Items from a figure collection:
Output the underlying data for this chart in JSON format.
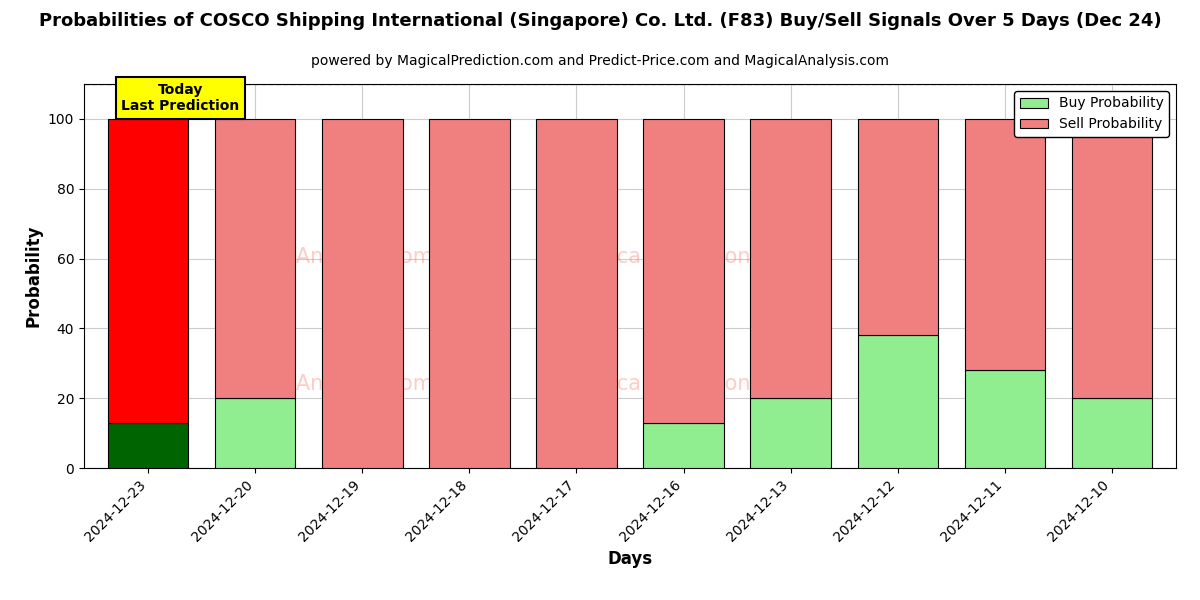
{
  "title": "Probabilities of COSCO Shipping International (Singapore) Co. Ltd. (F83) Buy/Sell Signals Over 5 Days (Dec 24)",
  "subtitle": "powered by MagicalPrediction.com and Predict-Price.com and MagicalAnalysis.com",
  "xlabel": "Days",
  "ylabel": "Probability",
  "categories": [
    "2024-12-23",
    "2024-12-20",
    "2024-12-19",
    "2024-12-18",
    "2024-12-17",
    "2024-12-16",
    "2024-12-13",
    "2024-12-12",
    "2024-12-11",
    "2024-12-10"
  ],
  "buy_values": [
    13,
    20,
    0,
    0,
    0,
    13,
    20,
    38,
    28,
    20
  ],
  "sell_values": [
    87,
    80,
    100,
    100,
    100,
    87,
    80,
    62,
    72,
    80
  ],
  "today_bar_index": 0,
  "today_buy_color": "#006400",
  "today_sell_color": "#FF0000",
  "buy_color": "#90EE90",
  "sell_color": "#F08080",
  "today_label_bg": "#FFFF00",
  "today_label_text": "Today\nLast Prediction",
  "legend_buy_label": "Buy Probability",
  "legend_sell_label": "Sell Probability",
  "ylim": [
    0,
    110
  ],
  "yticks": [
    0,
    20,
    40,
    60,
    80,
    100
  ],
  "dashed_line_y": 110,
  "background_color": "#ffffff",
  "grid_color": "#cccccc"
}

Set exercise
Go through the listing above and quote it exactly, apart from its images.

Written response
Output the underlying data for this chart in JSON format.
{
  "title": "Probabilities of COSCO Shipping International (Singapore) Co. Ltd. (F83) Buy/Sell Signals Over 5 Days (Dec 24)",
  "subtitle": "powered by MagicalPrediction.com and Predict-Price.com and MagicalAnalysis.com",
  "xlabel": "Days",
  "ylabel": "Probability",
  "categories": [
    "2024-12-23",
    "2024-12-20",
    "2024-12-19",
    "2024-12-18",
    "2024-12-17",
    "2024-12-16",
    "2024-12-13",
    "2024-12-12",
    "2024-12-11",
    "2024-12-10"
  ],
  "buy_values": [
    13,
    20,
    0,
    0,
    0,
    13,
    20,
    38,
    28,
    20
  ],
  "sell_values": [
    87,
    80,
    100,
    100,
    100,
    87,
    80,
    62,
    72,
    80
  ],
  "today_bar_index": 0,
  "today_buy_color": "#006400",
  "today_sell_color": "#FF0000",
  "buy_color": "#90EE90",
  "sell_color": "#F08080",
  "today_label_bg": "#FFFF00",
  "today_label_text": "Today\nLast Prediction",
  "legend_buy_label": "Buy Probability",
  "legend_sell_label": "Sell Probability",
  "ylim": [
    0,
    110
  ],
  "yticks": [
    0,
    20,
    40,
    60,
    80,
    100
  ],
  "dashed_line_y": 110,
  "background_color": "#ffffff",
  "grid_color": "#cccccc"
}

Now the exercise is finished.